Egyptians Turn to Real Estate, Push Prices Up 50 Percent

Published May 16th, 2017 - 06:00 GMT
The majority of Egyptians are investing in real estate as a safe haven against the large changes in the value of the Egyptian pound. (File photo)
The majority of Egyptians are investing in real estate as a safe haven against the large changes in the value of the Egyptian pound. (File photo)

The majority of Egyptians are choosing to buy property as a safe haven against the large changes in the value of the Egyptian pound, which prompted many companies to raise prices to stimulate clients to buy at the moment, in addition to convincing them that the value of real estate increases with the high prices.

A recent study conducted by YouGov revealed that the trend of 48% of respondents wanted to invest in real estate after the pound’s flotation.

Tom Rhodes, exhibition director of Cityscape Egypt, said that real estate developers have raised their prices by rates ranging between 25% and 30%, following the decision to float the Egyptian pound last November.

Emad Al-Masoudi, the chief executive of the online portal Aqarmap, told Daily News Egypt that real estate prices rose during the last three months of 2016 by 16% to 35% during the year, while property prices in the previous year rose by 13%.

The cost of construction increased by 100%, while the natural increase in prices reached 40% to 50%.

At the same time, real estate prices during the first three months of the current year saw a monthly increase of 5%, recording a 15% increase during the total three months. This increase is an adverse reaction to high inflation.

Al-Masoudi added that it is certainly a corrective case to adjust market prices to match the dollar.

At the Cityscape Egypt Conference held in March, he said that real estate prices rose by 9% during one month after the floating of the pound and rose again by 5% at the beginning of the current year, and then again by about 35% during the first quarter of the current year. He expected that prices would continue to rise to 50%, but not more than that.

Ashraf Dowidar, CEO of ARDIC for Real Estate Development, told Daily News Egypt that the company raised its prices by 25%, adding that this increase came as a result of the contracts signed with contractors at the time of having the price of the dollar at EGP 7, but that when the company opened the door of booking units, the dollar reached EGP 12, up about 70%; and in the current period after the flotation, the dollar value reached EGP 18 and the contractors are asking for an adjustment in the price.

::::::

*What needs to be done:*
Continue the article on rising Egyptian real estate prices from its final sentence.

::::::

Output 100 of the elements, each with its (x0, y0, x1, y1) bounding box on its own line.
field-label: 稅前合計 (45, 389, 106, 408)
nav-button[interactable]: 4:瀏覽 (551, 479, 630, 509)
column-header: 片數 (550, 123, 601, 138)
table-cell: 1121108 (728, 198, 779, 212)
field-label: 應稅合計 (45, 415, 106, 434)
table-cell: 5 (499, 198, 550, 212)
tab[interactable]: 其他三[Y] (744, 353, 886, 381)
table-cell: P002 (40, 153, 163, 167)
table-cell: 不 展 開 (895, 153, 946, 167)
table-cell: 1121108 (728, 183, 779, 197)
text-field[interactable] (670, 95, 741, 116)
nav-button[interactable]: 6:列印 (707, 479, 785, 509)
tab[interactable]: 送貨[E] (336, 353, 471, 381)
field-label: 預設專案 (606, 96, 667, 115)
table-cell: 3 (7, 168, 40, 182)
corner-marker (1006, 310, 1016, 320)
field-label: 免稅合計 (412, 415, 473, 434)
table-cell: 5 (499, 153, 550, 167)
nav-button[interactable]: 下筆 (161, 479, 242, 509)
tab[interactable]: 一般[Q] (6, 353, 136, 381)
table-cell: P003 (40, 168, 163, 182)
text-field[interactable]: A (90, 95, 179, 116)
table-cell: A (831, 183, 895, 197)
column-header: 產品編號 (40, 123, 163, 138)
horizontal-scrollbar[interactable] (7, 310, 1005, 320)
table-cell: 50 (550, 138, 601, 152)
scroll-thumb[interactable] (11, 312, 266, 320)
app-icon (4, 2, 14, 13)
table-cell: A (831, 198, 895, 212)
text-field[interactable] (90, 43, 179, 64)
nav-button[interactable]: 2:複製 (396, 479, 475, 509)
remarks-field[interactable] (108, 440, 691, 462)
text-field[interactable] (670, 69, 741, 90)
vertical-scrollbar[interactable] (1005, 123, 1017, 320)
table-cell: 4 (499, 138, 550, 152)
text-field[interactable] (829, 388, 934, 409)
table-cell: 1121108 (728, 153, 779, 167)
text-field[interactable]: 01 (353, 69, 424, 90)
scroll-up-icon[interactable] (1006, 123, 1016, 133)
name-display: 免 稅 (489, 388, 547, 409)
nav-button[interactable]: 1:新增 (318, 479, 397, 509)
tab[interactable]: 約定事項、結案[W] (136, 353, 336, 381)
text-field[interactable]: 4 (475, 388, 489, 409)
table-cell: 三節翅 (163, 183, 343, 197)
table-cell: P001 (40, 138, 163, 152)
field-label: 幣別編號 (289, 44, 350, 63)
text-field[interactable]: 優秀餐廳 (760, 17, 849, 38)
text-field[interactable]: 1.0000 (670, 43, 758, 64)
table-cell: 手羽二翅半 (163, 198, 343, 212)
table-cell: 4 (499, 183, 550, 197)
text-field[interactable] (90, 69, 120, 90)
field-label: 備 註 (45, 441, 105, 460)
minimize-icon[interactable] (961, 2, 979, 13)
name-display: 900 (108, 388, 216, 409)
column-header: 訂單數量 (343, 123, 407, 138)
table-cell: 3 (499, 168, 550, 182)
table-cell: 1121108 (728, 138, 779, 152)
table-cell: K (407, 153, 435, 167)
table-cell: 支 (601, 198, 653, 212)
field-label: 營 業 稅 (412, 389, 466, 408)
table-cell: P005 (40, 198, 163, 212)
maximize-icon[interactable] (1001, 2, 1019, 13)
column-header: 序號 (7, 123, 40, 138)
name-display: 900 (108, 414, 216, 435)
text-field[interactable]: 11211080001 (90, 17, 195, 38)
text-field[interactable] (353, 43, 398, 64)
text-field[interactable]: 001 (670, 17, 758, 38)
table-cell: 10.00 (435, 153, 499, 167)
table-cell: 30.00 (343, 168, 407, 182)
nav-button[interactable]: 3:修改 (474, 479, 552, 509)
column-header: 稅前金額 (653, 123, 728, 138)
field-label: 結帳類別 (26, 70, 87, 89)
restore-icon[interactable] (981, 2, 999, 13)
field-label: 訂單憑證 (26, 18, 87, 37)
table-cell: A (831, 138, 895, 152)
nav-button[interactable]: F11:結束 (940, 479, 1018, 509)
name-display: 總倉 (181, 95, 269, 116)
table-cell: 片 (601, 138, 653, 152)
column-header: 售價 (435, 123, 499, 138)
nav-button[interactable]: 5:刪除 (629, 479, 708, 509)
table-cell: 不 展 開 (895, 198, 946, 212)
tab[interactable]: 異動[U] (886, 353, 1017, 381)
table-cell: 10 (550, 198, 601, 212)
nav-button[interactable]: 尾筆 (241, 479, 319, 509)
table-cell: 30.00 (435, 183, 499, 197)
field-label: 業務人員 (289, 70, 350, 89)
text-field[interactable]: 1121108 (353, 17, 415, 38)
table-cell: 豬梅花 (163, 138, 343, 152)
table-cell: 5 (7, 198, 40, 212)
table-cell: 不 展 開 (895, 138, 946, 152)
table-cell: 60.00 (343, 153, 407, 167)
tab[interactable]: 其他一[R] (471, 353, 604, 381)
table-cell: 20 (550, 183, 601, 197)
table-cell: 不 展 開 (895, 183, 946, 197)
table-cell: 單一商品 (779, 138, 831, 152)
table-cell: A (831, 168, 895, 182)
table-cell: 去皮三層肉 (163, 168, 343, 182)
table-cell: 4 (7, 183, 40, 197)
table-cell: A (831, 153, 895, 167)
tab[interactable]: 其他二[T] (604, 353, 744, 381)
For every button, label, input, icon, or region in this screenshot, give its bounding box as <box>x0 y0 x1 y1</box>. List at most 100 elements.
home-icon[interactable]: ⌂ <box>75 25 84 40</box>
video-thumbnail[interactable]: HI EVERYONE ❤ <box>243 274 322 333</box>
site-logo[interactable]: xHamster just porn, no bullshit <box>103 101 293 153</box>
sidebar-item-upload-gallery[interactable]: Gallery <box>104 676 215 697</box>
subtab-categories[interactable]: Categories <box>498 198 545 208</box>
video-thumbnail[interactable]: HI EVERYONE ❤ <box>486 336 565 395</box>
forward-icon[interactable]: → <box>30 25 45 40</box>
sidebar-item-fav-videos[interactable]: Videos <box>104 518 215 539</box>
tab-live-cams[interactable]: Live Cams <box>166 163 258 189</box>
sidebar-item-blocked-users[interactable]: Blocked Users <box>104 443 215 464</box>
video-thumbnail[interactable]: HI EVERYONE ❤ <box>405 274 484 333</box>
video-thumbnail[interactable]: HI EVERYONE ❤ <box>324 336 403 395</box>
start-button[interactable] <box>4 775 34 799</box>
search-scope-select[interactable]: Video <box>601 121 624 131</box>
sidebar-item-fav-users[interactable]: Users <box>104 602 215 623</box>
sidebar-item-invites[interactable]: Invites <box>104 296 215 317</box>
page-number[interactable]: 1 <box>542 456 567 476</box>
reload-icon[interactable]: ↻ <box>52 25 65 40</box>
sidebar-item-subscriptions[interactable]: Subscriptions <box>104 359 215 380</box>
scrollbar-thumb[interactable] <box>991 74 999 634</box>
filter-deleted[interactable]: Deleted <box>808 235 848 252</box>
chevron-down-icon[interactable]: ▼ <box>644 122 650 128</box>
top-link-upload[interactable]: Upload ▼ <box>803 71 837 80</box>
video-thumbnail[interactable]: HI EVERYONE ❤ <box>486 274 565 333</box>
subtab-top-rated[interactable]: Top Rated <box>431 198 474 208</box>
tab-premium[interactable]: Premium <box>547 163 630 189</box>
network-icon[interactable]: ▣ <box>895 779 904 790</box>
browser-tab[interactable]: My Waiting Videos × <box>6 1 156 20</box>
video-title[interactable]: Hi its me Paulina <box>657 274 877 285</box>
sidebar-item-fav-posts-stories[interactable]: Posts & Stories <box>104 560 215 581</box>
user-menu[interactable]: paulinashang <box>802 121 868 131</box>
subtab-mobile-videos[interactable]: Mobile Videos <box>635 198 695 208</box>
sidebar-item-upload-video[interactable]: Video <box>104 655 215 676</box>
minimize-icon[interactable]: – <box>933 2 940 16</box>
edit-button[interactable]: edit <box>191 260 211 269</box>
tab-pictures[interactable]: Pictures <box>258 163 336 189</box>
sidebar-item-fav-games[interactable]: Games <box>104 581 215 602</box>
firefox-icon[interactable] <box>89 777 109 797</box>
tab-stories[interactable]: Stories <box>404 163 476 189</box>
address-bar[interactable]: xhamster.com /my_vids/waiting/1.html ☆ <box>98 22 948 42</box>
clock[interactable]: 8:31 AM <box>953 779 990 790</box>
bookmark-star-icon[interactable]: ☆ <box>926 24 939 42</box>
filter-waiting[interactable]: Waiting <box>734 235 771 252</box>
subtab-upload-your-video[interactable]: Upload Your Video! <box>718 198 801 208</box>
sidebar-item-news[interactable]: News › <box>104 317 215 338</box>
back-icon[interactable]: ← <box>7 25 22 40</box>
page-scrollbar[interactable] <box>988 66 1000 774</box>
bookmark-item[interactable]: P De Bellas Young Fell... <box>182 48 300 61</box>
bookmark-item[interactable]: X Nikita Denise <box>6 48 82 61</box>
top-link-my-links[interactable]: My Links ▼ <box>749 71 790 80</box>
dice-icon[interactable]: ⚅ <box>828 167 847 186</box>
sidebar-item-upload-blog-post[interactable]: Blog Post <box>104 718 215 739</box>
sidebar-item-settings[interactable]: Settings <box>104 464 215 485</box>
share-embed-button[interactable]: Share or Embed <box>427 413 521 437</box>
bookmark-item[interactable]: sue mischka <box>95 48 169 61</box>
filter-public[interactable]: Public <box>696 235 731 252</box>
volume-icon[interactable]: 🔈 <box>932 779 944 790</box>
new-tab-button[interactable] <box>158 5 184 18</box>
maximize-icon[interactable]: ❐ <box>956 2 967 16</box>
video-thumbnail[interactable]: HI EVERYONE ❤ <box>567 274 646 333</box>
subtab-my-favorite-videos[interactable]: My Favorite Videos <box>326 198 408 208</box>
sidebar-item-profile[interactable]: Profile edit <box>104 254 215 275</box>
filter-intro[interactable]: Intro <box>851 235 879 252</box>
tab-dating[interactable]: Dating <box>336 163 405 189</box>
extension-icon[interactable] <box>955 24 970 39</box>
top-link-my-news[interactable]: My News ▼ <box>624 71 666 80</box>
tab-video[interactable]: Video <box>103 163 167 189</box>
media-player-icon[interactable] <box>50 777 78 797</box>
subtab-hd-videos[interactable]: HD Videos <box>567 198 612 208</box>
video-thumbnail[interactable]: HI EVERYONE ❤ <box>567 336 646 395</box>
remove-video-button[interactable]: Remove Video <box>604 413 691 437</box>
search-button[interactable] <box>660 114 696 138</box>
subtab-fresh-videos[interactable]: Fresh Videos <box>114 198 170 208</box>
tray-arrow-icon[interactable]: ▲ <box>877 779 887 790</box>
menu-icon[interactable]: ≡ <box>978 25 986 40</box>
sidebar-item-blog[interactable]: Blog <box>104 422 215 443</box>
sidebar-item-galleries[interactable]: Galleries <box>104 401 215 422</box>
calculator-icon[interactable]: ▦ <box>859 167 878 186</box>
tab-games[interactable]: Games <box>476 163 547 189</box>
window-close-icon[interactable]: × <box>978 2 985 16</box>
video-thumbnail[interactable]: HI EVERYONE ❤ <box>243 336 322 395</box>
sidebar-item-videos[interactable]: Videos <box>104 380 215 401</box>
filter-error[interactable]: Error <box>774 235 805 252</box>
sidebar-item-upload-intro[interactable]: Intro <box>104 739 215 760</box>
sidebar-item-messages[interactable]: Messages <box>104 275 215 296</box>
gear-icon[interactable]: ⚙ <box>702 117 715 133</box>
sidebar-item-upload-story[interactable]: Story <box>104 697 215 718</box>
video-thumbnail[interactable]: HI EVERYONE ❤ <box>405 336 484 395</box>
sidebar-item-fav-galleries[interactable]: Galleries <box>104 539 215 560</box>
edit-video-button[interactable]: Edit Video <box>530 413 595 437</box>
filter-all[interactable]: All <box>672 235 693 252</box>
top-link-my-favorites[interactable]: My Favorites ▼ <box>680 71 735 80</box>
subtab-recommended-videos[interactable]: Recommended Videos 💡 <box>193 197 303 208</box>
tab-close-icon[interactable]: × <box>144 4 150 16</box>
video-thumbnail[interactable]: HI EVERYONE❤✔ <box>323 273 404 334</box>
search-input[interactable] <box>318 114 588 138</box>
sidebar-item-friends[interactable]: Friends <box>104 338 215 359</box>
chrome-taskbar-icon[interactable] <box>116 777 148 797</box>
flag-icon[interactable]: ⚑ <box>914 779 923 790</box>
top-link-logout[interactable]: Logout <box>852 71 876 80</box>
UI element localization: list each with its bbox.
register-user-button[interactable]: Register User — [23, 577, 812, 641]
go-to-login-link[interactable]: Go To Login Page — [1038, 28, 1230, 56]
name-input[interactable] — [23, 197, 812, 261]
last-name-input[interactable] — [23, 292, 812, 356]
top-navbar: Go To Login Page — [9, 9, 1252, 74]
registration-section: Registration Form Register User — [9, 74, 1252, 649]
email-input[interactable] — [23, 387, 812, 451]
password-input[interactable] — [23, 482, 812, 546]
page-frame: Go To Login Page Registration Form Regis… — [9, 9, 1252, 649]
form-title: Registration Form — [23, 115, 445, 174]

::::::

*Result below:*
“We are increasing with the extension of payment to facilitate the process to the customer,” said Dowidar.

On the other hand, Ashraf Salman, the chairperson and CEO of AUR Capital and executive president of ARCO said that the company did not increase its unit prices by more than 15% after the flotation decision, while maintaining long-payment periods set by the company before the flotation for up to 12 years.

Ashraf Diaa, the managing director of ERA West Associates, said prices had risen twice, the first time before the flotation and dollar appreciation in March 2016 and the other time after the flotation in November. Before the flotation, some companies and developers stopped their sales because of recent increases in the price of the dollar and its unavailability to reoffer their project with higher prices, according to the dollar value at that time.

ERA Commercial Real Estate Egypt is a full-fledged real estate firm, specialised in providing commercial and residential real estate services in Egypt.

Diaa told Daily News Egypt that after the flotation, price increases ranged between 20% and 38%.

Diaa added that as a result of economic circumstances and the pound depreciation, which fell after the flotation, the buyer was forced to accept the highest prices and forced the developer to set up facilities such as a 10–year payment period. For example, the Lavande project of ARCO gives a payment period of 12 years.

“Some companies resorted to decreasing the down-payment or remove it altogether and all the facilities provided by the companies, because the analytical situation of the market says that the prices of raw materials are increasing and developers cannot provide more increases in unit prices so as not to lose customers. Additionally, companies do not want to postpone their commitment to deliver the units, as agreed on in contracts,” noted Diaa. “Real estate companies extend the payment period while they simultaneously raise prices, so the customer does not feel the large increase in price.”

Diaa advised to buy before Ramadan because this month will see further increases in unit prices.

He pointed out that price increases by real estate companies and developers gave the opportunity for small companies to attract new customers and sell their projects in the same areas as large real estate companies and developers.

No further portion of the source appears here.